== WHAT YOU HAVE TO DO ==
Convert every row below into a JSON list of strings, with one string for each line and blank lines left out.

────────────────────────────────────────

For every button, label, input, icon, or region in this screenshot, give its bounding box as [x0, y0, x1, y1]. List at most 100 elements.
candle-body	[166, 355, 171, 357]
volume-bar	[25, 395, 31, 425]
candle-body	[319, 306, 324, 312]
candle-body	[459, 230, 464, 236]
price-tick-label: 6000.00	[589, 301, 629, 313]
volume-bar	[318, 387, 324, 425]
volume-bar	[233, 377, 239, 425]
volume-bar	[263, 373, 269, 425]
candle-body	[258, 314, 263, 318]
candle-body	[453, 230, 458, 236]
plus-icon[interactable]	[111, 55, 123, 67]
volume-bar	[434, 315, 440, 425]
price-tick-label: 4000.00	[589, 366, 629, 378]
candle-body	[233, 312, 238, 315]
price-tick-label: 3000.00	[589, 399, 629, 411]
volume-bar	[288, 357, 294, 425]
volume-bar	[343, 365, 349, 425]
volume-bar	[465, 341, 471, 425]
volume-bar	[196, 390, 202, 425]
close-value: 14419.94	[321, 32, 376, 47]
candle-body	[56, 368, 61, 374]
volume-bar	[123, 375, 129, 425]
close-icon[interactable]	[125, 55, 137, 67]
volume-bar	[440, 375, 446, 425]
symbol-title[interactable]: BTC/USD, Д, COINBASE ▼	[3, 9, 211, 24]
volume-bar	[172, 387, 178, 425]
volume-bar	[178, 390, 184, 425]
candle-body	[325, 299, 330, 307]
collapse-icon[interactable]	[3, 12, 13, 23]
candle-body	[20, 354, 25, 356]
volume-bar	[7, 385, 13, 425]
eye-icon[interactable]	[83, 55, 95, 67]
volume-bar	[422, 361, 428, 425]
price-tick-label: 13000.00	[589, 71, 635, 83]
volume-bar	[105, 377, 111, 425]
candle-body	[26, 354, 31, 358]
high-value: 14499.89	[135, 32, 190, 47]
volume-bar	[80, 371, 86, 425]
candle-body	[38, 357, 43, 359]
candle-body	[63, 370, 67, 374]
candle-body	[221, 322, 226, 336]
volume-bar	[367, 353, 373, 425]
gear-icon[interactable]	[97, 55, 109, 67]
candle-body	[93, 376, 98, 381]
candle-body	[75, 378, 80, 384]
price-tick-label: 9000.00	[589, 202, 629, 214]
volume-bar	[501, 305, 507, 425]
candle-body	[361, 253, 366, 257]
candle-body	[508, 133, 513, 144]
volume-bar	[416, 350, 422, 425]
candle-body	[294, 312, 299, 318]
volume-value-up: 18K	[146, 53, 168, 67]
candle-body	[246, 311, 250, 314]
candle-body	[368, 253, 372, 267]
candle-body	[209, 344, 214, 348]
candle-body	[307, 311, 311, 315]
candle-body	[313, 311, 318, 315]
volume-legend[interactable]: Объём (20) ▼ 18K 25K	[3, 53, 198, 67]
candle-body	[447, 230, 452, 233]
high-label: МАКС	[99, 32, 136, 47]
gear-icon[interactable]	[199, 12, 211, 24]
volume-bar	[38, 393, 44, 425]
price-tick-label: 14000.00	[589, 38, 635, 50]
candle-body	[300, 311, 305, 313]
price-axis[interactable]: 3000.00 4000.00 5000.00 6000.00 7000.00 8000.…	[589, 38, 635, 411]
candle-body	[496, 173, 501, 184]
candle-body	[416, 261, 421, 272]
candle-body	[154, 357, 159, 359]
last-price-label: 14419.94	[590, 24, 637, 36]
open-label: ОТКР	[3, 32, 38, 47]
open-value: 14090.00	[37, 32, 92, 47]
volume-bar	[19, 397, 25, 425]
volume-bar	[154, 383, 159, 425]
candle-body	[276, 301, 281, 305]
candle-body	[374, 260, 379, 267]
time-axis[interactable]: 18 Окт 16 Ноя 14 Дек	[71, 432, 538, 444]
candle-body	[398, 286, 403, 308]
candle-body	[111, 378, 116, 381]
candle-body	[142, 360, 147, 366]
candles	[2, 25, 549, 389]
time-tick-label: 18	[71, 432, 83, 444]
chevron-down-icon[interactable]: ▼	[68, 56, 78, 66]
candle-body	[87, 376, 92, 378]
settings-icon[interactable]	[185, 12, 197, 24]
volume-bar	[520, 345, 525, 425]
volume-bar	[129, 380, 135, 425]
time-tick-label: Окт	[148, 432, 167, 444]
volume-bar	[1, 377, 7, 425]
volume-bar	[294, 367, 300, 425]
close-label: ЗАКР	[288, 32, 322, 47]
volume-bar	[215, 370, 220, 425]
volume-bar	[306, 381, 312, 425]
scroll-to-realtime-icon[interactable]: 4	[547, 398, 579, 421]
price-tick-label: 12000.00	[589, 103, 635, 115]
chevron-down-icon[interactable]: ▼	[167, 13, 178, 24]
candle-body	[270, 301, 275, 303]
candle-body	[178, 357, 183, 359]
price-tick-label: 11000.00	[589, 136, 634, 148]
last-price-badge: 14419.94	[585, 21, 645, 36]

────────────────────────────────────────

== RESULT ==
[
  "For every button, label, input, icon, or region in this screenshot, give its bounding box as [x0, y0, x1, y1]. List at most 100 elements.",
  "candle-body\t[166, 355, 171, 357]",
  "volume-bar\t[25, 395, 31, 425]",
  "candle-body\t[319, 306, 324, 312]",
  "candle-body\t[459, 230, 464, 236]",
  "price-tick-label: 6000.00\t[589, 301, 629, 313]",
  "volume-bar\t[318, 387, 324, 425]",
  "volume-bar\t[233, 377, 239, 425]",
  "volume-bar\t[263, 373, 269, 425]",
  "candle-body\t[258, 314, 263, 318]",
  "candle-body\t[453, 230, 458, 236]",
  "plus-icon[interactable]\t[111, 55, 123, 67]",
  "volume-bar\t[434, 315, 440, 425]",
  "price-tick-label: 4000.00\t[589, 366, 629, 378]",
  "candle-body\t[233, 312, 238, 315]",
  "price-tick-label: 3000.00\t[589, 399, 629, 411]",
  "volume-bar\t[288, 357, 294, 425]",
  "volume-bar\t[343, 365, 349, 425]",
  "volume-bar\t[465, 341, 471, 425]",
  "volume-bar\t[196, 390, 202, 425]",
  "close-value: 14419.94\t[321, 32, 376, 47]",
  "candle-body\t[56, 368, 61, 374]",
  "volume-bar\t[123, 375, 129, 425]",
  "close-icon[interactable]\t[125, 55, 137, 67]",
  "volume-bar\t[440, 375, 446, 425]",
  "symbol-title[interactable]: BTC/USD, Д, COINBASE ▼\t[3, 9, 211, 24]",
  "volume-bar\t[172, 387, 178, 425]",
  "volume-bar\t[178, 390, 184, 425]",
  "candle-body\t[325, 299, 330, 307]",
  "collapse-icon[interactable]\t[3, 12, 13, 23]",
  "candle-body\t[20, 354, 25, 356]",
  "volume-bar\t[7, 385, 13, 425]",
  "eye-icon[interactable]\t[83, 55, 95, 67]",
  "volume-bar\t[422, 361, 428, 425]",
  "price-tick-label: 13000.00\t[589, 71, 635, 83]",
  "volume-bar\t[105, 377, 111, 425]",
  "candle-body\t[26, 354, 31, 358]",
  "high-value: 14499.89\t[135, 32, 190, 47]",
  "volume-bar\t[80, 371, 86, 425]",
  "candle-body\t[38, 357, 43, 359]",
  "candle-body\t[63, 370, 67, 374]",
  "candle-body\t[221, 322, 226, 336]",
  "volume-bar\t[367, 353, 373, 425]",
  "gear-icon[interactable]\t[97, 55, 109, 67]",
  "candle-body\t[93, 376, 98, 381]",
  "candle-body\t[75, 378, 80, 384]",
  "price-tick-label: 9000.00\t[589, 202, 629, 214]",
  "volume-bar\t[501, 305, 507, 425]",
  "candle-body\t[361, 253, 366, 257]",
  "candle-body\t[508, 133, 513, 144]",
  "volume-bar\t[416, 350, 422, 425]",
  "candle-body\t[294, 312, 299, 318]",
  "volume-value-up: 18K\t[146, 53, 168, 67]",
  "candle-body\t[246, 311, 250, 314]",
  "candle-body\t[368, 253, 372, 267]",
  "candle-body\t[209, 344, 214, 348]",
  "candle-body\t[307, 311, 311, 315]",
  "candle-body\t[313, 311, 318, 315]",
  "volume-legend[interactable]: Объём (20) ▼ 18K 25K\t[3, 53, 198, 67]",
  "candle-body\t[447, 230, 452, 233]",
  "high-label: МАКС\t[99, 32, 136, 47]",
  "gear-icon[interactable]\t[199, 12, 211, 24]",
  "volume-bar\t[38, 393, 44, 425]",
  "price-tick-label: 14000.00\t[589, 38, 635, 50]",
  "candle-body\t[300, 311, 305, 313]",
  "price-axis[interactable]: 3000.00 4000.00 5000.00 6000.00 7000.00 8000.…\t[589, 38, 635, 411]",
  "candle-body\t[496, 173, 501, 184]",
  "candle-body\t[416, 261, 421, 272]",
  "candle-body\t[154, 357, 159, 359]",
  "last-price-label: 14419.94\t[590, 24, 637, 36]",
  "open-label: ОТКР\t[3, 32, 38, 47]",
  "open-value: 14090.00\t[37, 32, 92, 47]",
  "volume-bar\t[19, 397, 25, 425]",
  "volume-bar\t[154, 383, 159, 425]",
  "candle-body\t[276, 301, 281, 305]",
  "candle-body\t[374, 260, 379, 267]",
  "time-axis[interactable]: 18 Окт 16 Ноя 14 Дек\t[71, 432, 538, 444]",
  "candle-body\t[398, 286, 403, 308]",
  "candle-body\t[111, 378, 116, 381]",
  "candle-body\t[142, 360, 147, 366]",
  "candles\t[2, 25, 549, 389]",
  "time-tick-label: 18\t[71, 432, 83, 444]",
  "chevron-down-icon[interactable]: ▼\t[68, 56, 78, 66]",
  "candle-body\t[87, 376, 92, 378]",
  "settings-icon[interactable]\t[185, 12, 197, 24]",
  "volume-bar\t[520, 345, 525, 425]",
  "volume-bar\t[129, 380, 135, 425]",
  "time-tick-label: Окт\t[148, 432, 167, 444]",
  "volume-bar\t[1, 377, 7, 425]",
  "volume-bar\t[294, 367, 300, 425]",
  "close-label: ЗАКР\t[288, 32, 322, 47]",
  "volume-bar\t[215, 370, 220, 425]",
  "volume-bar\t[306, 381, 312, 425]",
  "scroll-to-realtime-icon[interactable]: 4\t[547, 398, 579, 421]",
  "price-tick-label: 12000.00\t[589, 103, 635, 115]",
  "chevron-down-icon[interactable]: ▼\t[167, 13, 178, 24]",
  "candle-body\t[270, 301, 275, 303]",
  "candle-body\t[178, 357, 183, 359]",
  "price-tick-label: 11000.00\t[589, 136, 634, 148]",
  "last-price-badge: 14419.94\t[585, 21, 645, 36]"
]